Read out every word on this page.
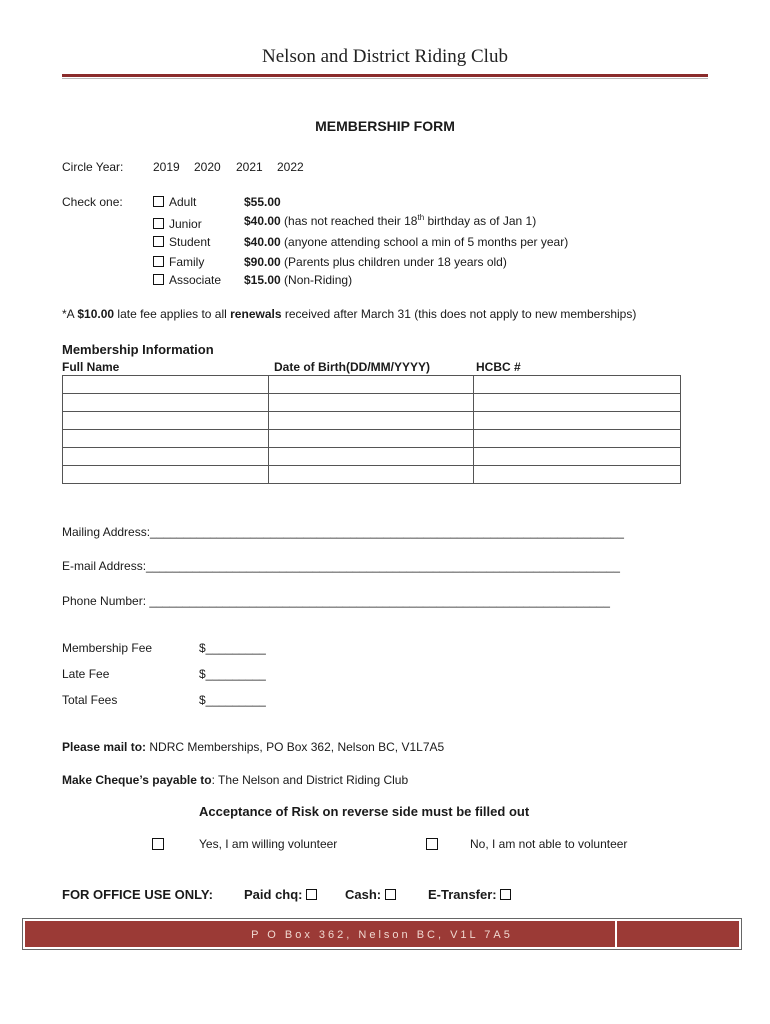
Nelson and District Riding Club
MEMBERSHIP FORM
Circle Year: 2019 2020 2021 2022
Check one:	Adult	$55.00
Junior	$40.00 (has not reached their 18th birthday as of Jan 1)
Student	$40.00 (anyone attending school a min of 5 months per year)
Family	$90.00 (Parents plus children under 18 years old)
Associate $15.00 (Non-Riding)
*A $10.00 late fee applies to all renewals received after March 31 (this does not apply to new memberships)
Membership Information
Full Name	Date of Birth(DD/MM/YYYY)	HCBC #

Mailing Address:_______________________________________________________________________
E-mail Address:_______________________________________________________________________
Phone Number: _____________________________________________________________________
Membership Fee	$_________
Late Fee	$_________
Total Fees	$_________
Please mail to: NDRC Memberships, PO Box 362, Nelson BC, V1L7A5
Make Cheque’s payable to: The Nelson and District Riding Club
Acceptance of Risk on reverse side must be filled out
Yes, I am willing volunteer	No, I am not able to volunteer
FOR OFFICE USE ONLY: Paid chq:	Cash:	E-Transfer:
P O Box 362, Nelson BC, V1L 7A5
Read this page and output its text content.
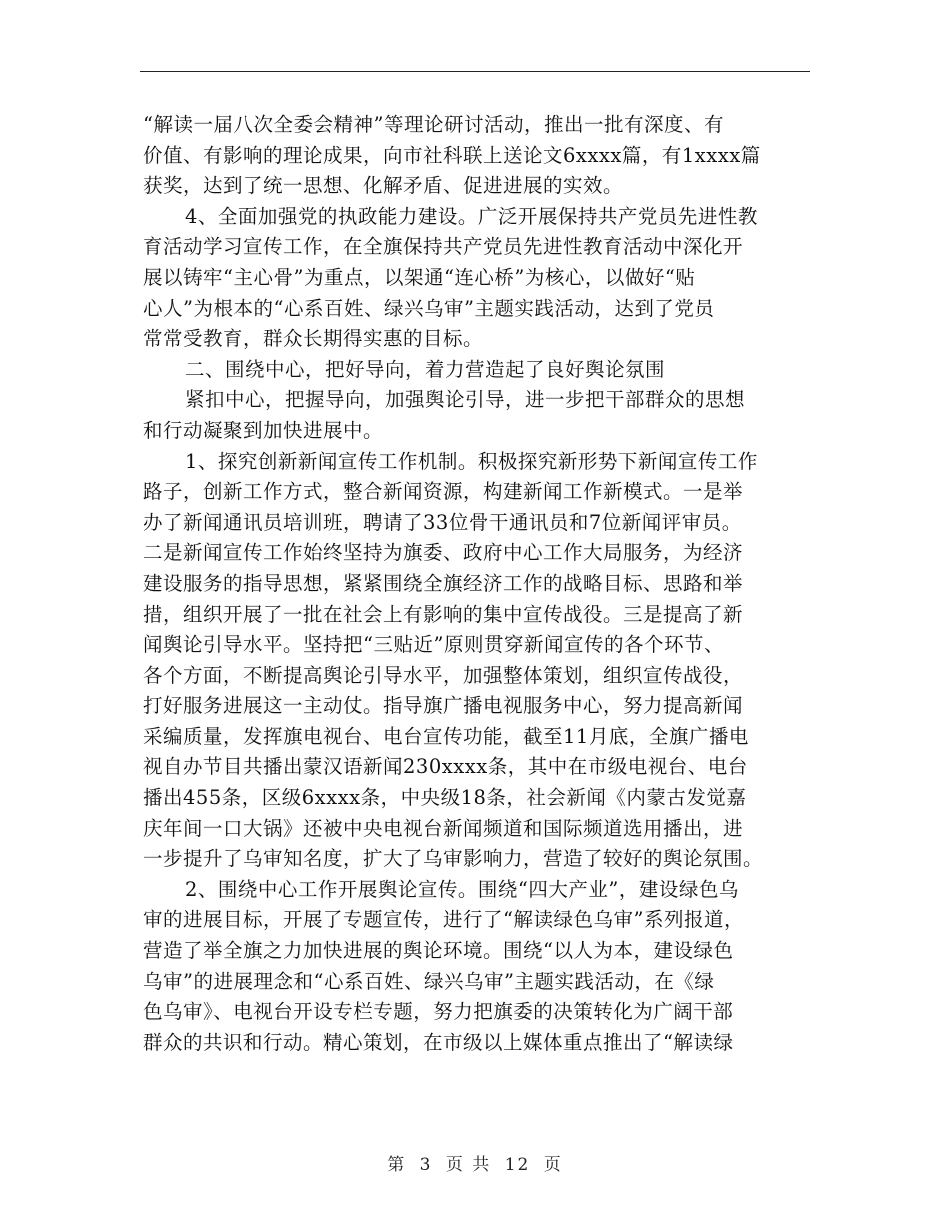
“解读一届八次全委会精神”等理论研讨活动，推出一批有深度、有
价值、有影响的理论成果，向市社科联上送论文6xxxx篇，有1xxxx篇
获奖，达到了统一思想、化解矛盾、促进进展的实效。
4、全面加强党的执政能力建设。广泛开展保持共产党员先进性教
育活动学习宣传工作，在全旗保持共产党员先进性教育活动中深化开
展以铸牢“主心骨”为重点，以架通“连心桥”为核心，以做好“贴
心人”为根本的“心系百姓、绿兴乌审”主题实践活动，达到了党员
常常受教育，群众长期得实惠的目标。
二、围绕中心，把好导向，着力营造起了良好舆论氛围
紧扣中心，把握导向，加强舆论引导，进一步把干部群众的思想
和行动凝聚到加快进展中。
1、探究创新新闻宣传工作机制。积极探究新形势下新闻宣传工作
路子，创新工作方式，整合新闻资源，构建新闻工作新模式。一是举
办了新闻通讯员培训班，聘请了33位骨干通讯员和7位新闻评审员。
二是新闻宣传工作始终坚持为旗委、政府中心工作大局服务，为经济
建设服务的指导思想，紧紧围绕全旗经济工作的战略目标、思路和举
措，组织开展了一批在社会上有影响的集中宣传战役。三是提高了新
闻舆论引导水平。坚持把“三贴近”原则贯穿新闻宣传的各个环节、
各个方面，不断提高舆论引导水平，加强整体策划，组织宣传战役，
打好服务进展这一主动仗。指导旗广播电视服务中心，努力提高新闻
采编质量，发挥旗电视台、电台宣传功能，截至11月底，全旗广播电
视自办节目共播出蒙汉语新闻230xxxx条，其中在市级电视台、电台
播出455条，区级6xxxx条，中央级18条，社会新闻《内蒙古发觉嘉
庆年间一口大锅》还被中央电视台新闻频道和国际频道选用播出，进
一步提升了乌审知名度，扩大了乌审影响力，营造了较好的舆论氛围。
2、围绕中心工作开展舆论宣传。围绕“四大产业”，建设绿色乌
审的进展目标，开展了专题宣传，进行了“解读绿色乌审”系列报道，
营造了举全旗之力加快进展的舆论环境。围绕“以人为本，建设绿色
乌审”的进展理念和“心系百姓、绿兴乌审”主题实践活动，在《绿
色乌审》、电视台开设专栏专题，努力把旗委的决策转化为广阔干部
群众的共识和行动。精心策划，在市级以上媒体重点推出了“解读绿
第 3 页 共 12 页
--- --- ---
- WHAT THE TASK REQUIRES
Give the number of lines containing the word "Club". No other answer is needed.

- RESPONSE TO THIS TASK
2